■ Work required ■
Repeat the full listing, word for word.

■ Provided information ■
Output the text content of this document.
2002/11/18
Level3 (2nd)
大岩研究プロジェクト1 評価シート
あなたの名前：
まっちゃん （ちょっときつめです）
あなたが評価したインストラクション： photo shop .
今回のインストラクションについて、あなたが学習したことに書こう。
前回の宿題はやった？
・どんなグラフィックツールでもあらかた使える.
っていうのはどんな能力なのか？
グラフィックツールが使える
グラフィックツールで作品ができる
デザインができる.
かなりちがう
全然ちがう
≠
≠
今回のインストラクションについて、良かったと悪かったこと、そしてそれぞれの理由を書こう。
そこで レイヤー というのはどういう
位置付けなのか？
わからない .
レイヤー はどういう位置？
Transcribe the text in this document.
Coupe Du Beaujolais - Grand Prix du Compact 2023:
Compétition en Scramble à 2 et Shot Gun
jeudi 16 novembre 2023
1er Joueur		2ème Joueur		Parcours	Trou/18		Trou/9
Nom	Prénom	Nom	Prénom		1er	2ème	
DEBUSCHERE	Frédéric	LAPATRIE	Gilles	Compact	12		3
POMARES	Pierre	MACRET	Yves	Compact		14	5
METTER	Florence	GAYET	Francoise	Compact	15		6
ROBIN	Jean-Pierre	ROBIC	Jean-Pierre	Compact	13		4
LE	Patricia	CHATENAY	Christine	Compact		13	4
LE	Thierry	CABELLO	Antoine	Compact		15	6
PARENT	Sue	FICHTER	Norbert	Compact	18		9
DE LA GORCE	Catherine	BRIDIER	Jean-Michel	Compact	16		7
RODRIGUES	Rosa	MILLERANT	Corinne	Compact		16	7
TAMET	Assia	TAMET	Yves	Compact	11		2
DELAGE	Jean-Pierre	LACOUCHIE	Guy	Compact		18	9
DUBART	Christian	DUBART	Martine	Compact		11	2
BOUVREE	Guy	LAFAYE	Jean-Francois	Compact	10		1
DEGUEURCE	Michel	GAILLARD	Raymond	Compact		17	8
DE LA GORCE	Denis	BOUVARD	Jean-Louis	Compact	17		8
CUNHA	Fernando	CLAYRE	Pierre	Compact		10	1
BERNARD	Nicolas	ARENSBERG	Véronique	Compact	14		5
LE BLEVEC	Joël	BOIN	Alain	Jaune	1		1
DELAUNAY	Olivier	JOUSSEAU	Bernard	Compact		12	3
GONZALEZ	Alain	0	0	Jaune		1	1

■ Worked answer ■
Output the text content of this document.
2002/11/18
Level3 (2nd)
大岩研究プロジェクト1 評価シート
あなたの名前：
まっちゃん （ちょっときつめです）
あなたが評価したインストラクション： photo shop .
今回のインストラクションについて、あなたが学習したことに書こう。
前回の宿題はやった？
・どんなグラフィックツールでもあらかた使える.
っていうのはどんな能力なのか？
グラフィックツールが使える
グラフィックツールで作品ができる
デザインができる.
かなりちがう
全然ちがう
≠
≠
今回のインストラクションについて、良かったと悪かったこと、そしてそれぞれの理由を書こう。
そこで レイヤー というのはどういう
位置付けなのか？
わからない .
レイヤー はどういう位置？
Transcribe the text in this document.
Coupe Du Beaujolais - Grand Prix du Compact 2023:
Compétition en Scramble à 2 et Shot Gun
jeudi 16 novembre 2023
1er Joueur		2ème Joueur		Parcours	Trou/18		Trou/9
Nom	Prénom	Nom	Prénom		1er	2ème	
DEBUSCHERE	Frédéric	LAPATRIE	Gilles	Compact	12		3
POMARES	Pierre	MACRET	Yves	Compact		14	5
METTER	Florence	GAYET	Francoise	Compact	15		6
ROBIN	Jean-Pierre	ROBIC	Jean-Pierre	Compact	13		4
LE	Patricia	CHATENAY	Christine	Compact		13	4
LE	Thierry	CABELLO	Antoine	Compact		15	6
PARENT	Sue	FICHTER	Norbert	Compact	18		9
DE LA GORCE	Catherine	BRIDIER	Jean-Michel	Compact	16		7
RODRIGUES	Rosa	MILLERANT	Corinne	Compact		16	7
TAMET	Assia	TAMET	Yves	Compact	11		2
DELAGE	Jean-Pierre	LACOUCHIE	Guy	Compact		18	9
DUBART	Christian	DUBART	Martine	Compact		11	2
BOUVREE	Guy	LAFAYE	Jean-Francois	Compact	10		1
DEGUEURCE	Michel	GAILLARD	Raymond	Compact		17	8
DE LA GORCE	Denis	BOUVARD	Jean-Louis	Compact	17		8
CUNHA	Fernando	CLAYRE	Pierre	Compact		10	1
BERNARD	Nicolas	ARENSBERG	Véronique	Compact	14		5
LE BLEVEC	Joël	BOIN	Alain	Jaune	1		1
DELAUNAY	Olivier	JOUSSEAU	Bernard	Compact		12	3
GONZALEZ	Alain	0	0	Jaune		1	1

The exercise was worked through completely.